*Dataset content*:
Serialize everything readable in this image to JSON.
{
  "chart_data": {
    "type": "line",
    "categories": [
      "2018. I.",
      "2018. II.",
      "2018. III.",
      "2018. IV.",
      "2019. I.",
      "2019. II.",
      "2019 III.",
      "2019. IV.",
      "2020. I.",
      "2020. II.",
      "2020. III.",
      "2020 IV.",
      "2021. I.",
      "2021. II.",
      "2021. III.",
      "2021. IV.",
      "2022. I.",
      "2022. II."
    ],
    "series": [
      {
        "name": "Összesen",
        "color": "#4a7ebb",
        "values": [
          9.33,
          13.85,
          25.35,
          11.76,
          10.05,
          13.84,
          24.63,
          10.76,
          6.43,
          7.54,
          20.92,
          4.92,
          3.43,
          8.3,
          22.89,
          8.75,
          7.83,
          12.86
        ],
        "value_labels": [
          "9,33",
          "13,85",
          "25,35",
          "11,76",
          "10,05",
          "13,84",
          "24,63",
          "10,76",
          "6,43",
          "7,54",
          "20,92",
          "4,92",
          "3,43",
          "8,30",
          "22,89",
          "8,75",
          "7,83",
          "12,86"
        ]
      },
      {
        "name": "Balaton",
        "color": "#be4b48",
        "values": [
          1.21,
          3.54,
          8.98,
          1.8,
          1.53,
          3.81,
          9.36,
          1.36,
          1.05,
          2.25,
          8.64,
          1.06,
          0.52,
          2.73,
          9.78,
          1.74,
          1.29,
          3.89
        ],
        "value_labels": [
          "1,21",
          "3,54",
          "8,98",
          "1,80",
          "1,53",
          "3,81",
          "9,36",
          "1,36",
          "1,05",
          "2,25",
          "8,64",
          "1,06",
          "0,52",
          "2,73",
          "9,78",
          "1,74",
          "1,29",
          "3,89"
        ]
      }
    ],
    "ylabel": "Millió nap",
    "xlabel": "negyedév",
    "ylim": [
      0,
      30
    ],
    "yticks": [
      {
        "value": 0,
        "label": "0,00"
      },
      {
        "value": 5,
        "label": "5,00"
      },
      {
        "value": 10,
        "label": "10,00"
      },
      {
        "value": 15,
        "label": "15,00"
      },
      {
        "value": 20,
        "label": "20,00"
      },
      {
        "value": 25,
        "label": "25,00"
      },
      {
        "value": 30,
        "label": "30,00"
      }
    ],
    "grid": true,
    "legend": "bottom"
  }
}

*Short problem*:
Print out all the entries precisely as written.

*Exercise answer*:
Serialize everything readable in this image to JSON.
{
  "chart_data": {
    "type": "line",
    "categories": [
      "2018. I.",
      "2018. II.",
      "2018. III.",
      "2018. IV.",
      "2019. I.",
      "2019. II.",
      "2019 III.",
      "2019. IV.",
      "2020. I.",
      "2020. II.",
      "2020. III.",
      "2020 IV.",
      "2021. I.",
      "2021. II.",
      "2021. III.",
      "2021. IV.",
      "2022. I.",
      "2022. II."
    ],
    "series": [
      {
        "name": "Összesen",
        "color": "#4a7ebb",
        "values": [
          9.33,
          13.85,
          25.35,
          11.76,
          10.05,
          13.84,
          24.63,
          10.76,
          6.43,
          7.54,
          20.92,
          4.92,
          3.43,
          8.3,
          22.89,
          8.75,
          7.83,
          12.86
        ],
        "value_labels": [
          "9,33",
          "13,85",
          "25,35",
          "11,76",
          "10,05",
          "13,84",
          "24,63",
          "10,76",
          "6,43",
          "7,54",
          "20,92",
          "4,92",
          "3,43",
          "8,30",
          "22,89",
          "8,75",
          "7,83",
          "12,86"
        ]
      },
      {
        "name": "Balaton",
        "color": "#be4b48",
        "values": [
          1.21,
          3.54,
          8.98,
          1.8,
          1.53,
          3.81,
          9.36,
          1.36,
          1.05,
          2.25,
          8.64,
          1.06,
          0.52,
          2.73,
          9.78,
          1.74,
          1.29,
          3.89
        ],
        "value_labels": [
          "1,21",
          "3,54",
          "8,98",
          "1,80",
          "1,53",
          "3,81",
          "9,36",
          "1,36",
          "1,05",
          "2,25",
          "8,64",
          "1,06",
          "0,52",
          "2,73",
          "9,78",
          "1,74",
          "1,29",
          "3,89"
        ]
      }
    ],
    "ylabel": "Millió nap",
    "xlabel": "negyedév",
    "ylim": [
      0,
      30
    ],
    "yticks": [
      {
        "value": 0,
        "label": "0,00"
      },
      {
        "value": 5,
        "label": "5,00"
      },
      {
        "value": 10,
        "label": "10,00"
      },
      {
        "value": 15,
        "label": "15,00"
      },
      {
        "value": 20,
        "label": "20,00"
      },
      {
        "value": 25,
        "label": "25,00"
      },
      {
        "value": 30,
        "label": "30,00"
      }
    ],
    "grid": true,
    "legend": "bottom"
  }
}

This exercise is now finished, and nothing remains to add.